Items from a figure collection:
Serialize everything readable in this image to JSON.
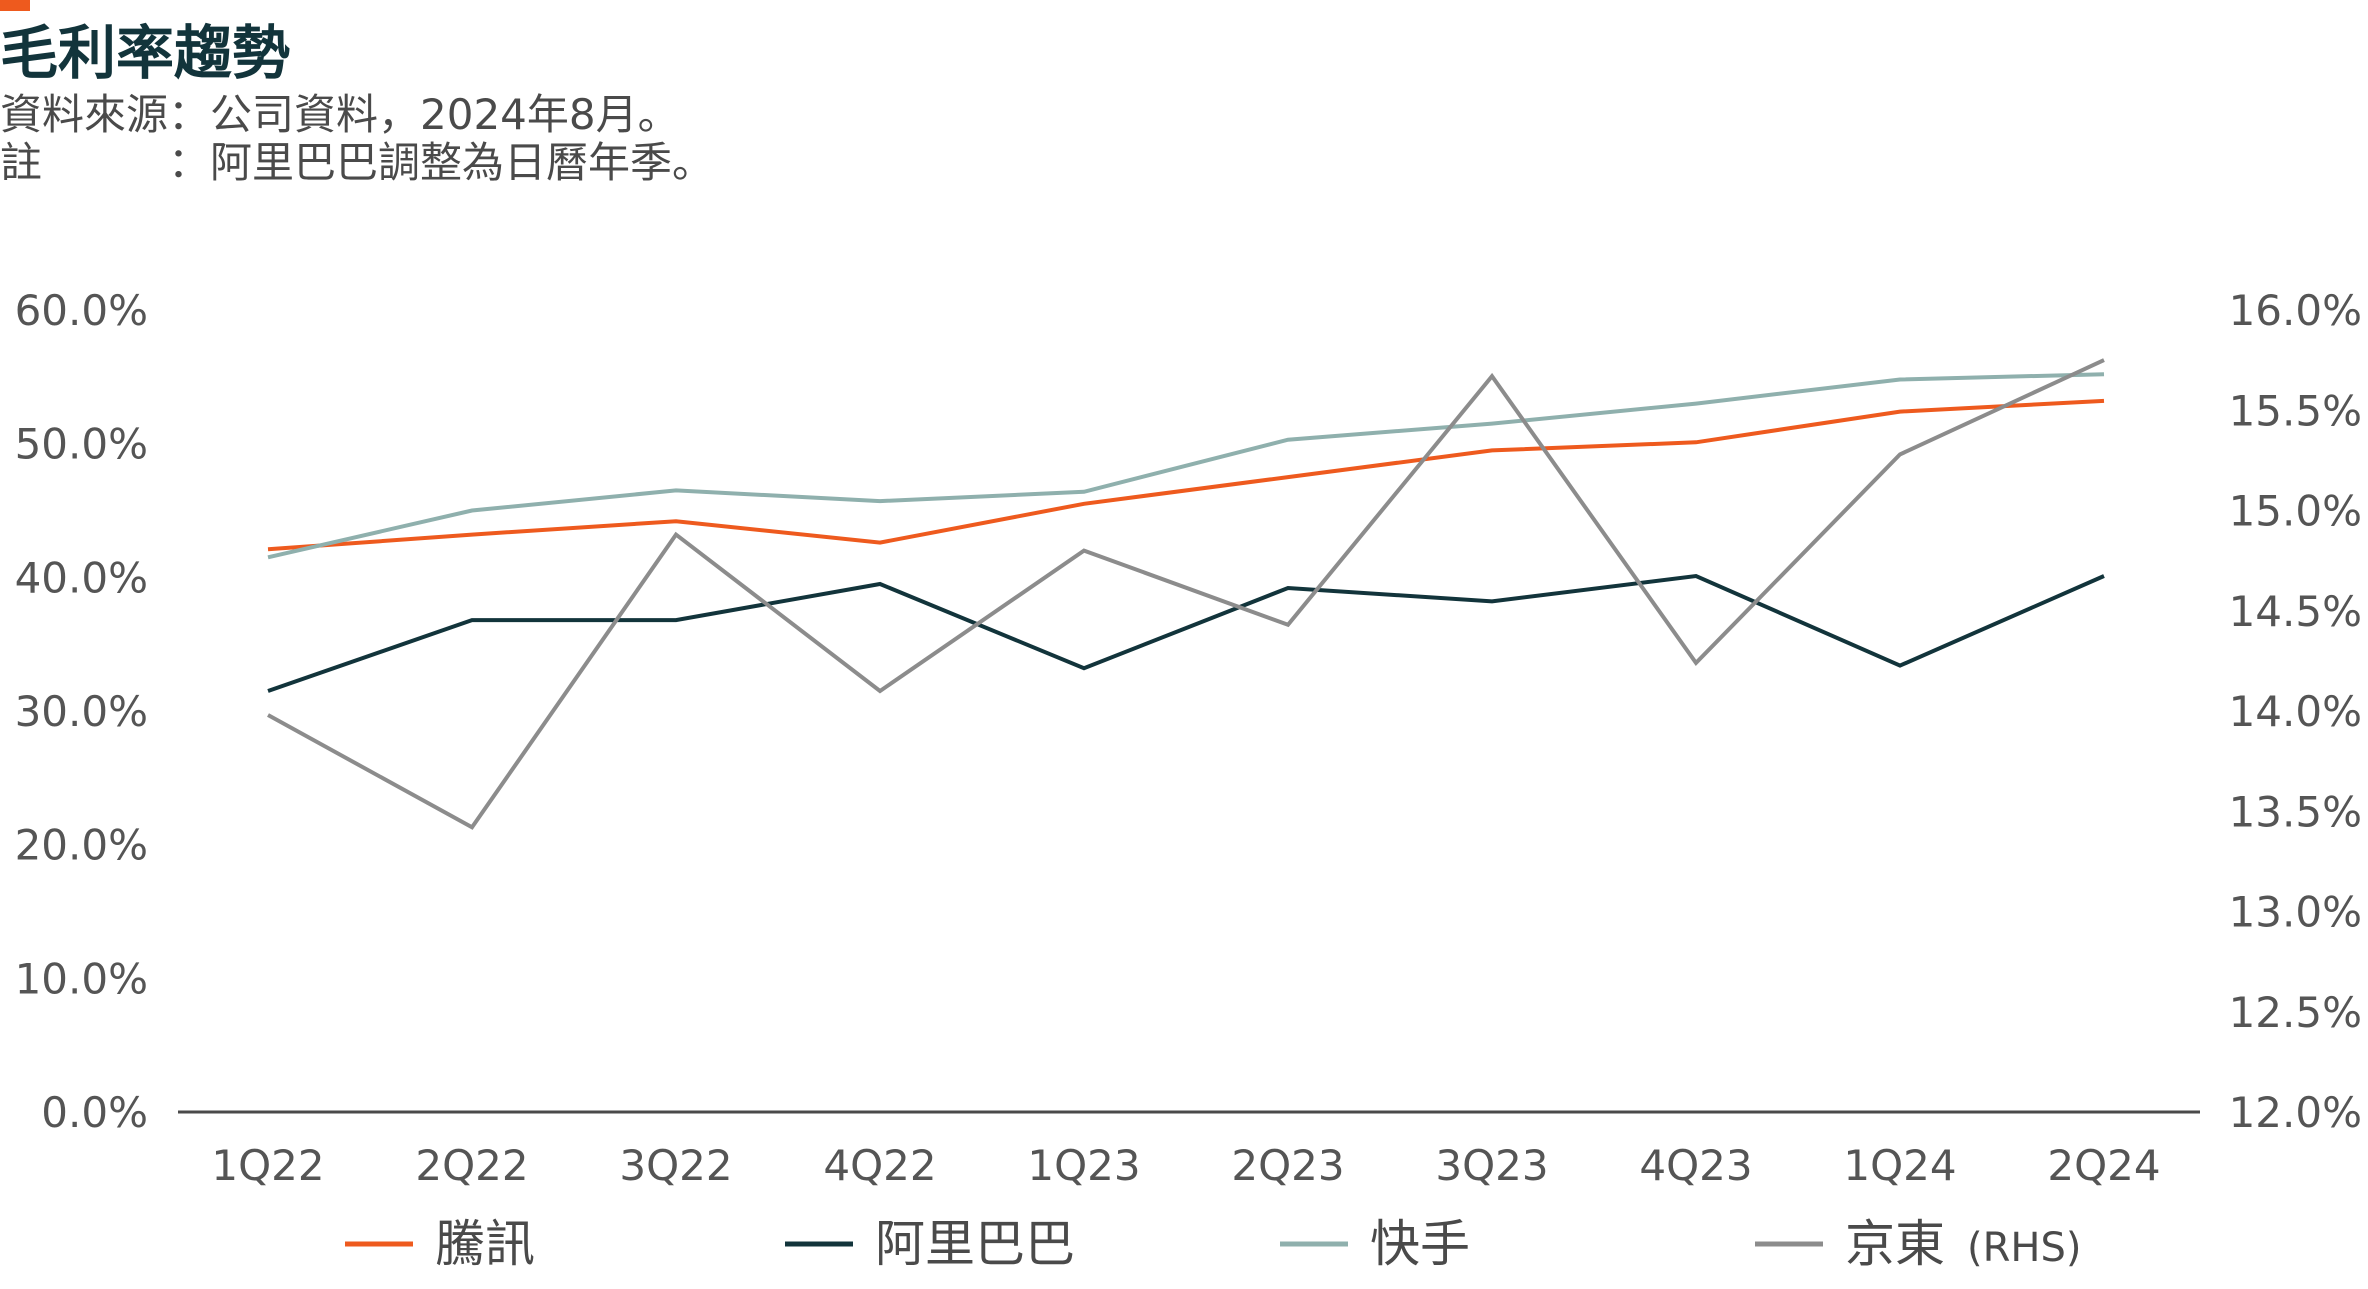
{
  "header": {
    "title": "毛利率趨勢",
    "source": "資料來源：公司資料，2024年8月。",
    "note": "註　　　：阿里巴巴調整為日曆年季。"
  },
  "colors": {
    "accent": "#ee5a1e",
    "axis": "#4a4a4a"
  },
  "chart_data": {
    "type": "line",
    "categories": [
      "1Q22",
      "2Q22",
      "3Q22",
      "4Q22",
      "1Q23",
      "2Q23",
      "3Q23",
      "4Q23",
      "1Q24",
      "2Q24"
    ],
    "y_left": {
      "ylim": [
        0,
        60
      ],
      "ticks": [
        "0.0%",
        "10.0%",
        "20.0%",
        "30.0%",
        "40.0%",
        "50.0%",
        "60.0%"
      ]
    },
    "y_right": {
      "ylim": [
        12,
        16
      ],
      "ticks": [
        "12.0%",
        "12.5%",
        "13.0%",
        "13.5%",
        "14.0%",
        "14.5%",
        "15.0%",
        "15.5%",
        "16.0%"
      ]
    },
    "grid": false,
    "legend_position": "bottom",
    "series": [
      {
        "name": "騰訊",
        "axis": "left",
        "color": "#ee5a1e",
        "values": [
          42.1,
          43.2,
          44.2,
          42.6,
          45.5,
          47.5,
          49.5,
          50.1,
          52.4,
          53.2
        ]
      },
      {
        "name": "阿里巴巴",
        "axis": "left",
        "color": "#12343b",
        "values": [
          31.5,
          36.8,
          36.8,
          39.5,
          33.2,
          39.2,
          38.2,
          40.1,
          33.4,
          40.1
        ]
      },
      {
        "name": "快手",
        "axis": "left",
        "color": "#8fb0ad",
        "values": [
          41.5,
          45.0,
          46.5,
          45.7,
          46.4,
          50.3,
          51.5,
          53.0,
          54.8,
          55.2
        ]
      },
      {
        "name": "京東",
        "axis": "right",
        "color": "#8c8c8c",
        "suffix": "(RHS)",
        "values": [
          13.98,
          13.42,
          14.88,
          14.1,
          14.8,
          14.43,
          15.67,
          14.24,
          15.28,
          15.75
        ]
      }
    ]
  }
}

▶ _WHAT IS REQUIRED_: The material above holds pictures; copy everything else in it exactly.

▶ _FINAL RESULT_:
Serialize everything readable in this image to JSON.
{
  "header": {
    "title": "毛利率趨勢",
    "source": "資料來源：公司資料，2024年8月。",
    "note": "註　　　：阿里巴巴調整為日曆年季。"
  },
  "colors": {
    "accent": "#ee5a1e",
    "axis": "#4a4a4a"
  },
  "chart_data": {
    "type": "line",
    "categories": [
      "1Q22",
      "2Q22",
      "3Q22",
      "4Q22",
      "1Q23",
      "2Q23",
      "3Q23",
      "4Q23",
      "1Q24",
      "2Q24"
    ],
    "y_left": {
      "ylim": [
        0,
        60
      ],
      "ticks": [
        "0.0%",
        "10.0%",
        "20.0%",
        "30.0%",
        "40.0%",
        "50.0%",
        "60.0%"
      ]
    },
    "y_right": {
      "ylim": [
        12,
        16
      ],
      "ticks": [
        "12.0%",
        "12.5%",
        "13.0%",
        "13.5%",
        "14.0%",
        "14.5%",
        "15.0%",
        "15.5%",
        "16.0%"
      ]
    },
    "grid": false,
    "legend_position": "bottom",
    "series": [
      {
        "name": "騰訊",
        "axis": "left",
        "color": "#ee5a1e",
        "values": [
          42.1,
          43.2,
          44.2,
          42.6,
          45.5,
          47.5,
          49.5,
          50.1,
          52.4,
          53.2
        ]
      },
      {
        "name": "阿里巴巴",
        "axis": "left",
        "color": "#12343b",
        "values": [
          31.5,
          36.8,
          36.8,
          39.5,
          33.2,
          39.2,
          38.2,
          40.1,
          33.4,
          40.1
        ]
      },
      {
        "name": "快手",
        "axis": "left",
        "color": "#8fb0ad",
        "values": [
          41.5,
          45.0,
          46.5,
          45.7,
          46.4,
          50.3,
          51.5,
          53.0,
          54.8,
          55.2
        ]
      },
      {
        "name": "京東",
        "axis": "right",
        "color": "#8c8c8c",
        "suffix": "(RHS)",
        "values": [
          13.98,
          13.42,
          14.88,
          14.1,
          14.8,
          14.43,
          15.67,
          14.24,
          15.28,
          15.75
        ]
      }
    ]
  }
}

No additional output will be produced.